→ Supplied material:

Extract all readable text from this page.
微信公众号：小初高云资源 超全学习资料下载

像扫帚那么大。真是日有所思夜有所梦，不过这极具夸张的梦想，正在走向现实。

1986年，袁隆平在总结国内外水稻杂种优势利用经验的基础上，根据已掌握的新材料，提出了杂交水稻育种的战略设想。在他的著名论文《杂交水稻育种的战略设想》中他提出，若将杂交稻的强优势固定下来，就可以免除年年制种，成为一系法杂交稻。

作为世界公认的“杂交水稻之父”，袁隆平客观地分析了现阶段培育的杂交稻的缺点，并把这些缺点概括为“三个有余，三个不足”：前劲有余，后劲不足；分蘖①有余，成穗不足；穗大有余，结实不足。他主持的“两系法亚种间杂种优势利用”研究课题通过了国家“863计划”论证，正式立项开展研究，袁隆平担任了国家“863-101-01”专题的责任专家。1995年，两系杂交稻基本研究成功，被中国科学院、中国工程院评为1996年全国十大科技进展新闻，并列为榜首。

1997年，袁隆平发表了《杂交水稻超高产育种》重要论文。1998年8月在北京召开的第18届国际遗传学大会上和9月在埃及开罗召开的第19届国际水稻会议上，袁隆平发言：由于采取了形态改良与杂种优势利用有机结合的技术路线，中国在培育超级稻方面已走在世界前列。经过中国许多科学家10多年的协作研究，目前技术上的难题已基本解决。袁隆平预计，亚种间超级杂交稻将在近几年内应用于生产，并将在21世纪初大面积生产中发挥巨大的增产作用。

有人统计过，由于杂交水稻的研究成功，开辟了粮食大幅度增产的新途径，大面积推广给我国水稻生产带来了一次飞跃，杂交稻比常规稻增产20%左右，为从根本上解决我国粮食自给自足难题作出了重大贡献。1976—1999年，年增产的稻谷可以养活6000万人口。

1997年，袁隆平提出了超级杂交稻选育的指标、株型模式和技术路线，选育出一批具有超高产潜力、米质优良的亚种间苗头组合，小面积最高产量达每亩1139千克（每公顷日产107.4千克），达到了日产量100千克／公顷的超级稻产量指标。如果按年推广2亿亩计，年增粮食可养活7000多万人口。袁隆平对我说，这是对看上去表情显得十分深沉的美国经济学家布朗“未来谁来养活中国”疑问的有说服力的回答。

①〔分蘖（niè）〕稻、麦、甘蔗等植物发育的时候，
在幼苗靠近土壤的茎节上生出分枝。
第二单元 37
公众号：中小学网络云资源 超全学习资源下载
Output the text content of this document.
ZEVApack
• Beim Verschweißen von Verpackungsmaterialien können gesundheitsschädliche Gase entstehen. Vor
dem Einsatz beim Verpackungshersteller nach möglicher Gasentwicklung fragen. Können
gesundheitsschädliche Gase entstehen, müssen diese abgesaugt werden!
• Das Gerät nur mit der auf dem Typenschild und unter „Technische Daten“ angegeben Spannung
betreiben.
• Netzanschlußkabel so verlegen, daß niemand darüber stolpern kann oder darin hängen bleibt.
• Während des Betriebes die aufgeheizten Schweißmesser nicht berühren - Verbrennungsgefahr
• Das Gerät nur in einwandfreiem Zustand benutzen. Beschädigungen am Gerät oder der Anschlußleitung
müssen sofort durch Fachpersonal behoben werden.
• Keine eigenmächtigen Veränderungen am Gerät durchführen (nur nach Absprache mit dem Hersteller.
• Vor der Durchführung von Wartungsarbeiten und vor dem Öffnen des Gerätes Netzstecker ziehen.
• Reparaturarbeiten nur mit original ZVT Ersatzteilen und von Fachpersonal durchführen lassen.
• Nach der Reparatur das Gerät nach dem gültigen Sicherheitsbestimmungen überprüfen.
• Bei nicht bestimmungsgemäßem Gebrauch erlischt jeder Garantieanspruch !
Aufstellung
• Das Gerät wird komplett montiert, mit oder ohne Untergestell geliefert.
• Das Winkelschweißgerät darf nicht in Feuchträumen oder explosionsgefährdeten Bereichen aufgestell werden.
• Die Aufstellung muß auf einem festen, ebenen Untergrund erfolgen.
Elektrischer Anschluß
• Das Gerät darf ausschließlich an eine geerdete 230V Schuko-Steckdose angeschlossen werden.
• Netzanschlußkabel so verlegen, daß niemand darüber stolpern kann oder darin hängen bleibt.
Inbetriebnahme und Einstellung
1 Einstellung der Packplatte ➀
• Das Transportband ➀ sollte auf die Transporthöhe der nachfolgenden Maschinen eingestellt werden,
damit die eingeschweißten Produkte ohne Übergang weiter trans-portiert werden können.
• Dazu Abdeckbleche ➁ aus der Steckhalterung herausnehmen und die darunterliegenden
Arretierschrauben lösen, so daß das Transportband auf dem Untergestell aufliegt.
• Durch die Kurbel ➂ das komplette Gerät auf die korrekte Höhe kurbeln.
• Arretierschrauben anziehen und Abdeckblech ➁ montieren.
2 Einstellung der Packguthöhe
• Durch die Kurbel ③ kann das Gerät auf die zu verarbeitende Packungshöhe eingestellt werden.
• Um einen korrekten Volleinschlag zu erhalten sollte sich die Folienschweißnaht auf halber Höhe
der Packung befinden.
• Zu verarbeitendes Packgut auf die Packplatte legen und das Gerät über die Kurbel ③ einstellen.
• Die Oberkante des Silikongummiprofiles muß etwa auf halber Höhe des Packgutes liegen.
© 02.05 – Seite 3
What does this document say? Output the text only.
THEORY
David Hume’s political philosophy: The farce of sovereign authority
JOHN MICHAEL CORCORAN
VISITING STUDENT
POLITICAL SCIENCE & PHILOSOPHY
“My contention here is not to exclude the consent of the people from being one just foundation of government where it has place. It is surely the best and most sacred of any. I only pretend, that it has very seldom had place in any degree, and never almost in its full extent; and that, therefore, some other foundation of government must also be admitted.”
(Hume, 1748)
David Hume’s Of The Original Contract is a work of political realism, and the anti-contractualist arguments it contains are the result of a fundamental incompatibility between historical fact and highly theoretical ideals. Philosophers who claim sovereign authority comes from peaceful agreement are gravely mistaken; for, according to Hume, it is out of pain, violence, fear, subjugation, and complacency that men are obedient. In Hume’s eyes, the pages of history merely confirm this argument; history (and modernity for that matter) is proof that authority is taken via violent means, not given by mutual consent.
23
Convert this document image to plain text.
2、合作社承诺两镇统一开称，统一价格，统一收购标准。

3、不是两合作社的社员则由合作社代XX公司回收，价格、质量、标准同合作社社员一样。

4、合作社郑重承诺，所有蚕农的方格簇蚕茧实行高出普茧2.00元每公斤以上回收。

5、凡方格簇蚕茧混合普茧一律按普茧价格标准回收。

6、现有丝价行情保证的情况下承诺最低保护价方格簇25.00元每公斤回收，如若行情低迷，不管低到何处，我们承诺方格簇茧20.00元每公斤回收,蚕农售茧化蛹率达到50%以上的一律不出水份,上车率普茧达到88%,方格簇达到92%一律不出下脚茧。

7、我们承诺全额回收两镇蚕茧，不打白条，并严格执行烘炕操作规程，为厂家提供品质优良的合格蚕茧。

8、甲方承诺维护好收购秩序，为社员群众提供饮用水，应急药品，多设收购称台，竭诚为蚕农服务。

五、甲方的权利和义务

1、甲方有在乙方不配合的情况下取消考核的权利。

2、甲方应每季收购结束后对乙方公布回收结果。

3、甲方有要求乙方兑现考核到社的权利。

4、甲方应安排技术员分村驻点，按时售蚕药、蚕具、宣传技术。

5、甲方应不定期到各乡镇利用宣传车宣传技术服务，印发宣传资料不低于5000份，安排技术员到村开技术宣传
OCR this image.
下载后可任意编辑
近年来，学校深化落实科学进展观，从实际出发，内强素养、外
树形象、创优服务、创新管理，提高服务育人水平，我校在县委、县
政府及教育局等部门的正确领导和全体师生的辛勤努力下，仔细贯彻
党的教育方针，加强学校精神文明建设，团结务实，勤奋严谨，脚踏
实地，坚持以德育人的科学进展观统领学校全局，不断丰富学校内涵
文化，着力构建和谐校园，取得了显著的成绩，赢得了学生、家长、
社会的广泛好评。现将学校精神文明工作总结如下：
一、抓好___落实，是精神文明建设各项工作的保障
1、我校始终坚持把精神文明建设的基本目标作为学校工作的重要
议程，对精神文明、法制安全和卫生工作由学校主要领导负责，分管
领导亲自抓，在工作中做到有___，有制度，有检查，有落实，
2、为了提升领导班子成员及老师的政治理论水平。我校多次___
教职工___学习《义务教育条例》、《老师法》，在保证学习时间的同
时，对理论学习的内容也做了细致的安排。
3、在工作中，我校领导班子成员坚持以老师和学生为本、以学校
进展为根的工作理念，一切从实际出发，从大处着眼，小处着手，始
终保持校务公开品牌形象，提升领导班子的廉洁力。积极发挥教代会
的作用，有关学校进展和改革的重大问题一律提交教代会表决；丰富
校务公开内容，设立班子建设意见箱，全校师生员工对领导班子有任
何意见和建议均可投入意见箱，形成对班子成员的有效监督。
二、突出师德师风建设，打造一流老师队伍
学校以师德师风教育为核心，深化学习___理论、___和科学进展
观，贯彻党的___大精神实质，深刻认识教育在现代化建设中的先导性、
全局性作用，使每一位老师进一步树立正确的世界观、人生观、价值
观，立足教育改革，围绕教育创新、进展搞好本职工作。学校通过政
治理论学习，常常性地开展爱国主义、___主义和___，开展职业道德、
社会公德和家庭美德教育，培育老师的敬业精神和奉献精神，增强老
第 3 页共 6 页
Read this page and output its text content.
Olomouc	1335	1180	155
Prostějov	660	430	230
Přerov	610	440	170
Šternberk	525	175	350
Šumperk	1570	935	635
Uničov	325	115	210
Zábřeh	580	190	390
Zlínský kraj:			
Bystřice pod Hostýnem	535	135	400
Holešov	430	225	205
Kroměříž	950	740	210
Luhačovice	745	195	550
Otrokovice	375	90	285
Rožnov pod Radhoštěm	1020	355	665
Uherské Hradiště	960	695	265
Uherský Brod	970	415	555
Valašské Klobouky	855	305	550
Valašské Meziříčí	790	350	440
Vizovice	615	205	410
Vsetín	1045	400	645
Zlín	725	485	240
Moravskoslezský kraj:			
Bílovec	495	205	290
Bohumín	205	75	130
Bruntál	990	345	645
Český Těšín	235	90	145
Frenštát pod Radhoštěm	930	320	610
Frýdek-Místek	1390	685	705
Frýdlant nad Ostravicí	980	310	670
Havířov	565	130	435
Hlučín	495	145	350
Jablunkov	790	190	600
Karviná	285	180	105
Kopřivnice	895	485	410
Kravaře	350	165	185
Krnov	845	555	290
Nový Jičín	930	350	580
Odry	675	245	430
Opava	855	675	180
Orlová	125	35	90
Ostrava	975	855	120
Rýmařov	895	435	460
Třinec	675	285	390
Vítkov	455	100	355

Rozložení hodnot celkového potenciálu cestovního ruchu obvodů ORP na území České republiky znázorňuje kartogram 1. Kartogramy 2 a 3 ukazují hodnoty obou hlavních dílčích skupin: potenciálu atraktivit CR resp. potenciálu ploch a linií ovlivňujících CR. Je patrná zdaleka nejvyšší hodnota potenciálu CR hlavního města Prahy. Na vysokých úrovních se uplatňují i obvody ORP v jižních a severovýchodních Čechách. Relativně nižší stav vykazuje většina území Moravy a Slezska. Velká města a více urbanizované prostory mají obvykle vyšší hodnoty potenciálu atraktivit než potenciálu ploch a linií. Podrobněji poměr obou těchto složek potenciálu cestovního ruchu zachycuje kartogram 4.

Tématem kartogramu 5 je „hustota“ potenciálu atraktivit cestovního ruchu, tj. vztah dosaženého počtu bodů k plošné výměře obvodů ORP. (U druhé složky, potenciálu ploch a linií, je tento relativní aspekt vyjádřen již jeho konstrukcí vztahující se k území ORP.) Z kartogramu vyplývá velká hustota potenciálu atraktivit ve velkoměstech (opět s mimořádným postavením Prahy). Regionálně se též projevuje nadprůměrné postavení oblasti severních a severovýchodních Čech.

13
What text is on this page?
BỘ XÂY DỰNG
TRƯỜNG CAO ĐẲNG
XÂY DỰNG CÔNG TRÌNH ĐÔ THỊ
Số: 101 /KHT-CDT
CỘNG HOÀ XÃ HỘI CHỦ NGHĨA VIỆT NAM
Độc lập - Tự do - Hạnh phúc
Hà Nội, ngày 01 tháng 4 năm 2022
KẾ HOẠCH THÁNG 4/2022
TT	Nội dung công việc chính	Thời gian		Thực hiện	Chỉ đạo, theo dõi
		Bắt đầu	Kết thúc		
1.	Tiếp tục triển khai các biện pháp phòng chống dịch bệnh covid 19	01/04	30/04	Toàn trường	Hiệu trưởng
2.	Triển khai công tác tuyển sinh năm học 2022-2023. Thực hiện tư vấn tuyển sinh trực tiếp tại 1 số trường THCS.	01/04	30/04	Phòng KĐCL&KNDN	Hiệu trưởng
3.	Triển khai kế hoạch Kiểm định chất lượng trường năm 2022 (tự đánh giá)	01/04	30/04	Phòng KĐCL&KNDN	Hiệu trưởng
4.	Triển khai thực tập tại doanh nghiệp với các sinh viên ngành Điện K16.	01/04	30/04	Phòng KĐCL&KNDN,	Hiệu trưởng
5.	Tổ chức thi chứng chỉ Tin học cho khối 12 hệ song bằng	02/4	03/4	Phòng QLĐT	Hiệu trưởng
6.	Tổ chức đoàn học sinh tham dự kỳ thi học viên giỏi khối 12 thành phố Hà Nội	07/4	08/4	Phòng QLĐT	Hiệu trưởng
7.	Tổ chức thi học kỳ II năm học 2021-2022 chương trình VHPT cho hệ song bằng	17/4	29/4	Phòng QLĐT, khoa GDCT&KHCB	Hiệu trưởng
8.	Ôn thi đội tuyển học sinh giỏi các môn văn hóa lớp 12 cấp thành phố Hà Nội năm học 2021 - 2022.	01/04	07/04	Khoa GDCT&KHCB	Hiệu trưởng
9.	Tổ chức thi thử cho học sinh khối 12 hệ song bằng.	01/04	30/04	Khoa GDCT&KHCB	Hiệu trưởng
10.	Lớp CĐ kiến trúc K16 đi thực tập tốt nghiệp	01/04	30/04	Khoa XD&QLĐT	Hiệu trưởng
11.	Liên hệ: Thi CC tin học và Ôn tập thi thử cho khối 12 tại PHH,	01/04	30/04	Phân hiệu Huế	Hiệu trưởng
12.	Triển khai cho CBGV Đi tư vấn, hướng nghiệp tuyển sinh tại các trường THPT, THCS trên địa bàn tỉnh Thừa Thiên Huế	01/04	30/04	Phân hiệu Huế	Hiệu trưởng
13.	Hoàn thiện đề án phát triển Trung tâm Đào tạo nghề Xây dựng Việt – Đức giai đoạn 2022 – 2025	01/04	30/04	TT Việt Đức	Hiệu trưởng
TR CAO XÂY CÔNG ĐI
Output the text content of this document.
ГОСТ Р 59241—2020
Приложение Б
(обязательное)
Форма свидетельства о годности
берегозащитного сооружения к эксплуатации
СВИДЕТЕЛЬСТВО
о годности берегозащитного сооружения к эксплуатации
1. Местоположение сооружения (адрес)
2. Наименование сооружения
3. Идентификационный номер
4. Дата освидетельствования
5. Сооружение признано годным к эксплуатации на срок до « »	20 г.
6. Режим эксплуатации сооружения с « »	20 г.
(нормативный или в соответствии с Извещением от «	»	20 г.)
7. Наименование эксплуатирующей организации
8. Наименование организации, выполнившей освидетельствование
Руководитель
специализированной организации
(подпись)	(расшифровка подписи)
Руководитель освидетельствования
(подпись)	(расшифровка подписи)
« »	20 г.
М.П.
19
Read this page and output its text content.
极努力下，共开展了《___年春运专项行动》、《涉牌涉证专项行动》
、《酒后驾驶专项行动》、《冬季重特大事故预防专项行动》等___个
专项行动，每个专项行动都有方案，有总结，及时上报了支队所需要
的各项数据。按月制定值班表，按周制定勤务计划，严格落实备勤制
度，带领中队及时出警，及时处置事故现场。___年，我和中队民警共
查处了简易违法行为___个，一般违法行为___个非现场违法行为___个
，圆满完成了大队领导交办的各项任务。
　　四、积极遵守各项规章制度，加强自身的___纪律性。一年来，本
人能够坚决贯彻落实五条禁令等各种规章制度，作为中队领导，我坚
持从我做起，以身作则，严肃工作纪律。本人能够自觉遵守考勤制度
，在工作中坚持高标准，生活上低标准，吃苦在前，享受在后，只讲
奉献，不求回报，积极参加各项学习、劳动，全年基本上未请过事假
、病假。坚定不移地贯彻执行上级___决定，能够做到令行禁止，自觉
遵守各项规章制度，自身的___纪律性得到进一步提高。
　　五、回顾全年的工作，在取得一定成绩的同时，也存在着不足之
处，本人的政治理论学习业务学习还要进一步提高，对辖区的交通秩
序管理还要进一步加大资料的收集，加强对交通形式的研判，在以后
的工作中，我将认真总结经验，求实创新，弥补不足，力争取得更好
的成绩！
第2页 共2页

→ Exercise goal:
Pick out all lines containing the string "Руководитель".

→ Answer in full:
Руководитель
Руководитель освидетельствования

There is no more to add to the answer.